*Goal 1*
List each distinct source cited in parentheses in the text on the US airline industry, giving author names and year once per source.

Airline industry is the major catalyst in the process of globalization in modern economic world. The global airlines industry consist of 2000 airlines that operates through almost 24,000 aircrafts providing services o more than 3750 airports all over the world (Belobaba, Odoni and Barnhart 2015). As per the statistics recorded in 2016, almost 28 million scheduled flights took departure carrying approximately 2 billion people. The global air travel growth has been around 5% consistently over the past there decades and tending to become twice the annual GDP growth (Belobaba, Odoni and Barnhart 2015). US airlines is one of the significant industry contributing hugely to this global picture. The national economy of USA is world’s largest in terms of GDP and second largest in terms of purchasing power parity. The nation heavily dependent upon manufacturing and international trade mostly consisting of greater export to the global countries and with decent import too (Hannigan, Hamilton and Mudambi 2015). The nation is also receiver of higher number of immigrants annually. These consolidate the importance of airlines service within the economy and further provide the central theme of this discussion.

The paper aims to depict present scenario by conducting a case study on the airlines industry of USA. The case study is performed mostly having it based upon the strategic analysis as well as suggested recommendation.

The airlines industry of US operates through 100 passenger airlines which are certified and conduct 12 million flight departures annually within nation as well as cross-border. The importance of the US airlines lies in the fact that it is one of the extensively used network of air transportation owning 12th position among 3o most busy airports and carries almost one third of the global traffic. As per carriage and transportation of cargos, 8 national airlines earn position in the world’s 30 busiest airports. Commercial aviation tends to contribute over 8% annually to the Gross Domestic Production of the nation as per estimation shared by the Federal aviation Administration in 2009(Choi, Lee and Olson 2015). The industry draws revenue of $160 billion and triggers economic activity globally worth $1.3 trillion . The US airline is source of almost 10.2 million jobs within nation (Choi, Lee and Olson 2015). 546,450 employees put effort daily in the 8000 aircrafts operating in the industry overall further capturing 30,000 flights per day. The industry  consolidation depicts Continental and United form having largest service providers like Delta, Northwest followed by Southwest and AirTran in the second position (Choi, Lee and Olson 2015).

Five Forces Analysis

The industry were under higher government regulation and treated as public utility from 1937 to 1978. Following 1978, the industry experienced deregulation and role of private firms became evidently important in boosting its growth. With growth and development came advancement that led o 30% lower fare in 1990 compared to 1976 post deregulation period. The period of 1978-2001, 10 airlines firms faced bankruptcy. The situation improved when firms like Northeast and Airtrans followed merging strategy.

A run of records:
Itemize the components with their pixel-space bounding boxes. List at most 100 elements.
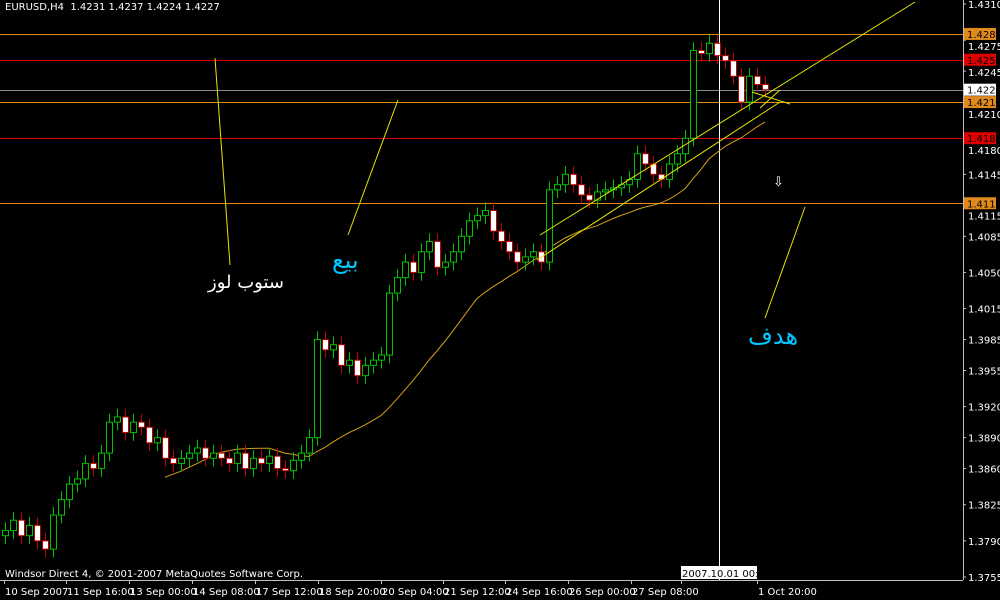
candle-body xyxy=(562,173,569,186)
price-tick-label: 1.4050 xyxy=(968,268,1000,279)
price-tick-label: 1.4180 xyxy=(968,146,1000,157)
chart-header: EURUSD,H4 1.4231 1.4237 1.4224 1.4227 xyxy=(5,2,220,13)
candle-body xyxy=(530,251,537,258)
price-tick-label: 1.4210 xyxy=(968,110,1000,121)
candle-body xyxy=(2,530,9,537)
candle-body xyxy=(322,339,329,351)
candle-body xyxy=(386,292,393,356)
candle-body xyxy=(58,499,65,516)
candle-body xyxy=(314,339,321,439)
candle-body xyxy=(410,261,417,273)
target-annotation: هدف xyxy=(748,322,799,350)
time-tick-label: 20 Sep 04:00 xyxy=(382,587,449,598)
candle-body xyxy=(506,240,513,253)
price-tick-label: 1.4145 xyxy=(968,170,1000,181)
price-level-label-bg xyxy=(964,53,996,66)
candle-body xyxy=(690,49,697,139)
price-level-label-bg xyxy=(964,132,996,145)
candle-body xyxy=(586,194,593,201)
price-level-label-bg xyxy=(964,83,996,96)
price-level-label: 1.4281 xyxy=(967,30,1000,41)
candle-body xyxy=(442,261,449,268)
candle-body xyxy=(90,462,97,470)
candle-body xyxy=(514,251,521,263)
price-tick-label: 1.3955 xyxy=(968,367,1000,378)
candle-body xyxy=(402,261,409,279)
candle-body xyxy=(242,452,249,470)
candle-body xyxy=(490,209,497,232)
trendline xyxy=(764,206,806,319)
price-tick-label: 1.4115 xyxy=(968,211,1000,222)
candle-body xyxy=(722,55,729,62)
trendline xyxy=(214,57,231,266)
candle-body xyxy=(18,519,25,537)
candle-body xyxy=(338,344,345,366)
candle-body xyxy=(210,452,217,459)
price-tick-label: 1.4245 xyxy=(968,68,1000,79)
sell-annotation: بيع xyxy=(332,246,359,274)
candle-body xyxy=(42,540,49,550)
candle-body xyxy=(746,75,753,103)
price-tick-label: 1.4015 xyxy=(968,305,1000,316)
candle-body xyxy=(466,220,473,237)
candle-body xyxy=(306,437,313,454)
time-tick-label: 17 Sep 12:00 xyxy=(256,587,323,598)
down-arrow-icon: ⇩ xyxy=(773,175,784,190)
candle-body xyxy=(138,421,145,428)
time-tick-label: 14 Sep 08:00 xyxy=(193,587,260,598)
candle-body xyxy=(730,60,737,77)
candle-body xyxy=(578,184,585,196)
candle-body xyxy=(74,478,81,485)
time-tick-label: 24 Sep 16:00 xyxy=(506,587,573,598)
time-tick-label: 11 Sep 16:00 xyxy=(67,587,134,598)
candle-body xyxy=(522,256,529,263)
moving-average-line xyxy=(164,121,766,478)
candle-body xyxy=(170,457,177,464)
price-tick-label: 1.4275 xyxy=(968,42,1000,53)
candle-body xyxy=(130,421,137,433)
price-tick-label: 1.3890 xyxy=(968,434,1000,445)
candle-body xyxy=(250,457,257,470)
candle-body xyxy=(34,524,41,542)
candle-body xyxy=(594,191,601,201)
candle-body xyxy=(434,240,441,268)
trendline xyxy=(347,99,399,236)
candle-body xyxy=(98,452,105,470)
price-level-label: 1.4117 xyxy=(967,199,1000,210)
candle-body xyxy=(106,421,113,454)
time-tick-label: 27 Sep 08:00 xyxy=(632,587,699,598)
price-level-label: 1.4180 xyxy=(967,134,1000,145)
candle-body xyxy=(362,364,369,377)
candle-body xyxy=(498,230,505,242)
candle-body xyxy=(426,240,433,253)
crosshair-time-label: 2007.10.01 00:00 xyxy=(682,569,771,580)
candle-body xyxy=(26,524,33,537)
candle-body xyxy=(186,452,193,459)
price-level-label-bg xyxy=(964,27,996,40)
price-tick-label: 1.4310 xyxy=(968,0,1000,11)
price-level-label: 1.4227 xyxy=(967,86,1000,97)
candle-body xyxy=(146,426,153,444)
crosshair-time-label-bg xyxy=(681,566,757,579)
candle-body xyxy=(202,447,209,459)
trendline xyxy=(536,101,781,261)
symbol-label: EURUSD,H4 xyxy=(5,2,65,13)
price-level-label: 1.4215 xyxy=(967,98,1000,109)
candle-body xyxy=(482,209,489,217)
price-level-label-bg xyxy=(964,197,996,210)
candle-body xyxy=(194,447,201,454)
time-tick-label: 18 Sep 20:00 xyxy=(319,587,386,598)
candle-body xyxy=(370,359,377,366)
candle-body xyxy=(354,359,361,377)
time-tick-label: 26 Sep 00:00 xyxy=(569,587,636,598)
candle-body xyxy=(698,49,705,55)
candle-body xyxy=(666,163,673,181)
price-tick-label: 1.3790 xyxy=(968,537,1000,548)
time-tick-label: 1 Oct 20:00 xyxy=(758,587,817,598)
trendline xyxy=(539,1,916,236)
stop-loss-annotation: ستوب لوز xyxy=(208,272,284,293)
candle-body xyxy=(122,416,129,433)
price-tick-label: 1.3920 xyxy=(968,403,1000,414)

*Goal 2*
Please echo the listing lines, everything from the line containing "candle-body xyxy=(562,173,569,186)" down to the line containing "candle-body xyxy=(530,251,537,258)", both included.

*Task response 1*
- Belobaba, Odoni and Barnhart 2015
- Hannigan, Hamilton and Mudambi 2015
- Choi, Lee and Olson 2015

*Task response 2*
candle-body xyxy=(562,173,569,186)
price-tick-label: 1.4050 xyxy=(968,268,1000,279)
price-tick-label: 1.4180 xyxy=(968,146,1000,157)
chart-header: EURUSD,H4 1.4231 1.4237 1.4224 1.4227 xyxy=(5,2,220,13)
candle-body xyxy=(530,251,537,258)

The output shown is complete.